Aufgabenziel:
Ändern Sie in der Auflistung vom Anfang bis einschließlich der Zeile mit „data-point <box>410 201 414 205</box>“ den Ausdruck „chart-title“ in „plot-title“. Geben Sie nur diese Zeilen aus, ansonsten unverändert.

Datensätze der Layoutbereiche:
━━━━━━

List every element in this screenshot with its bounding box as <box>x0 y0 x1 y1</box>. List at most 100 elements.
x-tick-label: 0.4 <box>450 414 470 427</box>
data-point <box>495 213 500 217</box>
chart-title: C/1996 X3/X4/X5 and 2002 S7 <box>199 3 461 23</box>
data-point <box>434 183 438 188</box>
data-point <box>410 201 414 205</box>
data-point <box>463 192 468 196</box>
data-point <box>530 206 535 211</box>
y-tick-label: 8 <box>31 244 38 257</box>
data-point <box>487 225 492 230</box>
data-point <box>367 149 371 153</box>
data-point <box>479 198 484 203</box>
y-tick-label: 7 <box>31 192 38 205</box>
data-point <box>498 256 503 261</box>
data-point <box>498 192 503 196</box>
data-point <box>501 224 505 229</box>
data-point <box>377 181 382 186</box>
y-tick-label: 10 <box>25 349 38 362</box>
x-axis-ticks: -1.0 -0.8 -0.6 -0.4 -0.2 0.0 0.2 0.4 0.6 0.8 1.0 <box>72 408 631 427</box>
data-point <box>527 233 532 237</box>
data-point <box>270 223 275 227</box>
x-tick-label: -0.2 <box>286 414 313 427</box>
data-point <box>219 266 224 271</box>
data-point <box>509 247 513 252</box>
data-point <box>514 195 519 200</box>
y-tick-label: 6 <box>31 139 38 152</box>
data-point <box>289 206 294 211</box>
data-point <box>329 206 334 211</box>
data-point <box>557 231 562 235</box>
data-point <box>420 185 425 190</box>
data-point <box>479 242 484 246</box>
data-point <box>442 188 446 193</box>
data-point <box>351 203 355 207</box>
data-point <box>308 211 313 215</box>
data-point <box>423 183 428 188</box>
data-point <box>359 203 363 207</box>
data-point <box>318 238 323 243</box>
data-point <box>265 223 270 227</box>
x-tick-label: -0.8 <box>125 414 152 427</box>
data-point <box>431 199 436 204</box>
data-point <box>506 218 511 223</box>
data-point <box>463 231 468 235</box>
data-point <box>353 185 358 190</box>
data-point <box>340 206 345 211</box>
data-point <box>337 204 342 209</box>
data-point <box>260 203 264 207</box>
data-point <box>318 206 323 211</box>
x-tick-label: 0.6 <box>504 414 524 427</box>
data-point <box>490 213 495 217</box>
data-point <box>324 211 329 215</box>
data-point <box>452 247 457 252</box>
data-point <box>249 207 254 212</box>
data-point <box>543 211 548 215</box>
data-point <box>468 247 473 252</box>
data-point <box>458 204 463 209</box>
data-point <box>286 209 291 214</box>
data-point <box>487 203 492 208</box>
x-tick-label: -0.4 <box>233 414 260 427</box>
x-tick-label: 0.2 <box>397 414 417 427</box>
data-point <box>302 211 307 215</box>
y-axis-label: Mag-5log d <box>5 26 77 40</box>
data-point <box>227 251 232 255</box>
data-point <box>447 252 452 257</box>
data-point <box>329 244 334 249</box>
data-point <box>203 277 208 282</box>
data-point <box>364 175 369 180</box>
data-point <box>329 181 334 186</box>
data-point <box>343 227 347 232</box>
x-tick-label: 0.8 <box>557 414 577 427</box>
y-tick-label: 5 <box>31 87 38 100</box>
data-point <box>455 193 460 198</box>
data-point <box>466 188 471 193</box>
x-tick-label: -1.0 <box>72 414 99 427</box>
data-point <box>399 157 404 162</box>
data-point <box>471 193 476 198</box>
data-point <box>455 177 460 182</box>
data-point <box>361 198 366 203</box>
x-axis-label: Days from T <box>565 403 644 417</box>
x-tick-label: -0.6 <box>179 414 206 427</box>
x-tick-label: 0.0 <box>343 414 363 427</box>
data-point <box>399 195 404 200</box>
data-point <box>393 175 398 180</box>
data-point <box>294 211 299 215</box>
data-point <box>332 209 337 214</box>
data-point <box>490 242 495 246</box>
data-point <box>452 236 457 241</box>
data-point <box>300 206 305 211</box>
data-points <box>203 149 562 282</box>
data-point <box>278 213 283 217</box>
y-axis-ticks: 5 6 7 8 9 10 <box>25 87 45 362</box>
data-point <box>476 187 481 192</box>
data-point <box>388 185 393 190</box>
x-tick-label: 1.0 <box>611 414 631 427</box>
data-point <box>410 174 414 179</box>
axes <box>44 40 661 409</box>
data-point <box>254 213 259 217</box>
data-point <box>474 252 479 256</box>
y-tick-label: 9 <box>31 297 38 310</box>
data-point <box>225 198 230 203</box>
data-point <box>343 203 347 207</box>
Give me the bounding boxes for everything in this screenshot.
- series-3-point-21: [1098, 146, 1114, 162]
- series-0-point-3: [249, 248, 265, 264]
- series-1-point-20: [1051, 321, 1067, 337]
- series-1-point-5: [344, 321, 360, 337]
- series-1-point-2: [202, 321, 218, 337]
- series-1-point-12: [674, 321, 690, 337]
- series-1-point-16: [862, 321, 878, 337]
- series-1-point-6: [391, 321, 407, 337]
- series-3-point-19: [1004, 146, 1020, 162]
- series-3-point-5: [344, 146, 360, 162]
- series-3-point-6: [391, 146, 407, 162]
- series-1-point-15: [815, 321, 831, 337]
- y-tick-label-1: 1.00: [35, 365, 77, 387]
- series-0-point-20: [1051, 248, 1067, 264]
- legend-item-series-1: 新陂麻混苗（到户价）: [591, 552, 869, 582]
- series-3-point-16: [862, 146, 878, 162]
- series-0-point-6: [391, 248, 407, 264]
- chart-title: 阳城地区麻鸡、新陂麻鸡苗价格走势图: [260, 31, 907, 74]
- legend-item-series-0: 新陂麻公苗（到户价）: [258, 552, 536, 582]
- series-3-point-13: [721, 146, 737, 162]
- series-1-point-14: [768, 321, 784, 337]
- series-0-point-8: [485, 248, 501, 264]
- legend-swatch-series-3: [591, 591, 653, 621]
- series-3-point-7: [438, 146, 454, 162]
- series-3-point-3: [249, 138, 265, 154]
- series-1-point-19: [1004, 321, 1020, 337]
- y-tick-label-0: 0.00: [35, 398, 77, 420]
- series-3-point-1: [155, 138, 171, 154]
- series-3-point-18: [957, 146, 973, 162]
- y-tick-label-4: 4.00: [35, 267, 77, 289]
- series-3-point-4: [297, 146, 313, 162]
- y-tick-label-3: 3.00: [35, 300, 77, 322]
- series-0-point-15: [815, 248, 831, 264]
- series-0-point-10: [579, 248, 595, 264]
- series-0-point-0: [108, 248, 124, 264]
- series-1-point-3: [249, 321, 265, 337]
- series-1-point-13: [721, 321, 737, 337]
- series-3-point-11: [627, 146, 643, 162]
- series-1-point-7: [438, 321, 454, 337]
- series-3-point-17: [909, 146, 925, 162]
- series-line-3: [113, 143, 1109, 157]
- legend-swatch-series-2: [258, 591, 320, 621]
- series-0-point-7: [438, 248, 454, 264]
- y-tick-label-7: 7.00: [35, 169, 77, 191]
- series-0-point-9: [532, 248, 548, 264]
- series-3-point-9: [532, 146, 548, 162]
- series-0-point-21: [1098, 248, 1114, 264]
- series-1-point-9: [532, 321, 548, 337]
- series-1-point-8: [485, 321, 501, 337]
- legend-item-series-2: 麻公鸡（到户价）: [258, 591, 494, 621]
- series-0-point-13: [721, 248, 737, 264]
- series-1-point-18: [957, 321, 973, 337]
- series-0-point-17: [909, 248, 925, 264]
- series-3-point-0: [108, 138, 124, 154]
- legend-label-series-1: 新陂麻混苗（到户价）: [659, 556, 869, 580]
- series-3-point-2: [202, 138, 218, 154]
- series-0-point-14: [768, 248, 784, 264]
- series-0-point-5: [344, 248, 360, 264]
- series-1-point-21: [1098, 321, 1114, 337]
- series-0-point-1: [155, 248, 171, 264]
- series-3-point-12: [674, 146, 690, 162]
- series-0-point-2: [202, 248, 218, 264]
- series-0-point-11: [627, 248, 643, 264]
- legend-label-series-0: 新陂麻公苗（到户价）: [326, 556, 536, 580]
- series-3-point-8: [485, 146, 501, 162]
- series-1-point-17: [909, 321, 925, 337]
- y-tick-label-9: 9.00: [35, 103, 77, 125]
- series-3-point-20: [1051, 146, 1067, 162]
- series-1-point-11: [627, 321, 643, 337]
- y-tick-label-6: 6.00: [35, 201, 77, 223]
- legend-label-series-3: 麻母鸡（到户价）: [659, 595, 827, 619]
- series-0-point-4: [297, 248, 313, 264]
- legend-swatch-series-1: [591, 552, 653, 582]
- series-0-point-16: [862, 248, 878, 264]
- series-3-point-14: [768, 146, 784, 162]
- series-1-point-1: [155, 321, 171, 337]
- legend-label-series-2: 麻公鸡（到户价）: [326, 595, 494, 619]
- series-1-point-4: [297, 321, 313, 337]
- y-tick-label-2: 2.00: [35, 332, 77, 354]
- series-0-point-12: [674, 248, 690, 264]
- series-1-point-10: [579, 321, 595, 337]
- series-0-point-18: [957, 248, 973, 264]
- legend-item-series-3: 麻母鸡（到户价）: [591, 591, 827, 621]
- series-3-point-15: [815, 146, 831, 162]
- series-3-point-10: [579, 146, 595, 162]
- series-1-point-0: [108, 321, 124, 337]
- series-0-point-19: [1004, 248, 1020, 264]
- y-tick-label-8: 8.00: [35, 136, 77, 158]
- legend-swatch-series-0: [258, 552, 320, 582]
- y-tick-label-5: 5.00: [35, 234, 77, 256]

━━━━━━

Ergebnis:
List every element in this screenshot with its bounding box as <box>x0 y0 x1 y1</box>. List at most 100 elements.
x-tick-label: 0.4 <box>450 414 470 427</box>
data-point <box>495 213 500 217</box>
plot-title: C/1996 X3/X4/X5 and 2002 S7 <box>199 3 461 23</box>
data-point <box>434 183 438 188</box>
data-point <box>410 201 414 205</box>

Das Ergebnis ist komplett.